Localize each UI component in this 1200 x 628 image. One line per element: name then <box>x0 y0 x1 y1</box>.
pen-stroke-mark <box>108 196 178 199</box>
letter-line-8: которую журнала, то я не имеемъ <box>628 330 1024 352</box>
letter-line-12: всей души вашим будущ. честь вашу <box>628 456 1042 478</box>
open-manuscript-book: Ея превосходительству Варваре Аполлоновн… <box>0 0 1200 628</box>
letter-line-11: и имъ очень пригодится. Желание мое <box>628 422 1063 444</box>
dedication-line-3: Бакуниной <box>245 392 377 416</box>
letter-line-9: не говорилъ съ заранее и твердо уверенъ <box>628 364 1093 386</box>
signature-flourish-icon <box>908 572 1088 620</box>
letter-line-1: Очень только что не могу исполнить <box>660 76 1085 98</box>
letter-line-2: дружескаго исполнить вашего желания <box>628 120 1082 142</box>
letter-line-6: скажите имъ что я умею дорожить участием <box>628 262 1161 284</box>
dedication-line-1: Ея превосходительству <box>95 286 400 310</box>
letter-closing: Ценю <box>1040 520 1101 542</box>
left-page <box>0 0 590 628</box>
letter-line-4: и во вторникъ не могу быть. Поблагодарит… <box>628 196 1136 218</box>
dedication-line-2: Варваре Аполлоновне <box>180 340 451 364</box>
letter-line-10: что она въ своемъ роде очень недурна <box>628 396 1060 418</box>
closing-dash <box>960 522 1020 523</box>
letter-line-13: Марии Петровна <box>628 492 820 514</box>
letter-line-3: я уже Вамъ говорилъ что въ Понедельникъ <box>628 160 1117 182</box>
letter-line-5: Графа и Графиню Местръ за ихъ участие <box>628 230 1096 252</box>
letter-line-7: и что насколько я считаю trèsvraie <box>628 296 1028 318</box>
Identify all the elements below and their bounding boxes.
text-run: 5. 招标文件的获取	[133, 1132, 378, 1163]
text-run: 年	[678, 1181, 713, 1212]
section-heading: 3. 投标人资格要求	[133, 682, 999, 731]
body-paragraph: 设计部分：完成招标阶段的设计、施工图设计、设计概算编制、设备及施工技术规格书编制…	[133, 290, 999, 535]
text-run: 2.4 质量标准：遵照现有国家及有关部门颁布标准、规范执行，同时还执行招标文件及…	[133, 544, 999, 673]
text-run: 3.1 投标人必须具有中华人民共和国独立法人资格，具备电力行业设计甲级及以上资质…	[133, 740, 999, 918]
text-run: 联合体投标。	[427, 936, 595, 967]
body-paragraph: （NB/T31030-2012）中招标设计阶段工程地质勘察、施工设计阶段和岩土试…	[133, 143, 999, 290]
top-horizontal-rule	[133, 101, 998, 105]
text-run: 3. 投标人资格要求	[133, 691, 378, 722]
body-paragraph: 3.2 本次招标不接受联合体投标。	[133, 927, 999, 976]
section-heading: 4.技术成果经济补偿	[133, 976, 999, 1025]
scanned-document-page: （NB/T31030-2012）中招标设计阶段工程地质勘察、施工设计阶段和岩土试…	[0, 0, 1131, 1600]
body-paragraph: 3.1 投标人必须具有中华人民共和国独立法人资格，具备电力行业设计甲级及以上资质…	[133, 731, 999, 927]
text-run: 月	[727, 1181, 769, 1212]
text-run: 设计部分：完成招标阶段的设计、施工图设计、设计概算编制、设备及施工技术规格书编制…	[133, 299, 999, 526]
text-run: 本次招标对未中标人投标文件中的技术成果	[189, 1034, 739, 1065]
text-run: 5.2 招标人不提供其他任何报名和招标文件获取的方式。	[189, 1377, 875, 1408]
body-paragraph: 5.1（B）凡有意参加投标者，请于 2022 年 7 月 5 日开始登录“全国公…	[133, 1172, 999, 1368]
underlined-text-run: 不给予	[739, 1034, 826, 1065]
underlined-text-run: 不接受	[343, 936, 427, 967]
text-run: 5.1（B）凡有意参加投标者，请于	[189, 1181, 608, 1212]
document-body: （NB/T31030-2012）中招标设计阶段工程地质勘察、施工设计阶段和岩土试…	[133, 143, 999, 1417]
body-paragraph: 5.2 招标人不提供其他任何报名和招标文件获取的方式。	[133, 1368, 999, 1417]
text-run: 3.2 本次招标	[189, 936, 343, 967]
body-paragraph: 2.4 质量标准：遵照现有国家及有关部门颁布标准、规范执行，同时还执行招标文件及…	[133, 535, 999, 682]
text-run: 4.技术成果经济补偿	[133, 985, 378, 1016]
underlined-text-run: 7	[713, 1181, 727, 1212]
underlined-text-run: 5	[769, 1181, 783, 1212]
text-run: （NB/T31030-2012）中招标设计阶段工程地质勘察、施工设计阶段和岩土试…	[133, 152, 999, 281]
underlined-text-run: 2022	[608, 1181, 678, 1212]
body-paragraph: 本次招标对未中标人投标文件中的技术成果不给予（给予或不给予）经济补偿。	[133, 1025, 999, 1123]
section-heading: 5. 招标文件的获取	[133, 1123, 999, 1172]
·····
Gather each line from the entries above that contains the string "section".

[PROBLEM SOLUTION]
section-heading: 3. 投标人资格要求	[133, 682, 999, 731]
section-heading: 4.技术成果经济补偿	[133, 976, 999, 1025]
section-heading: 5. 招标文件的获取	[133, 1123, 999, 1172]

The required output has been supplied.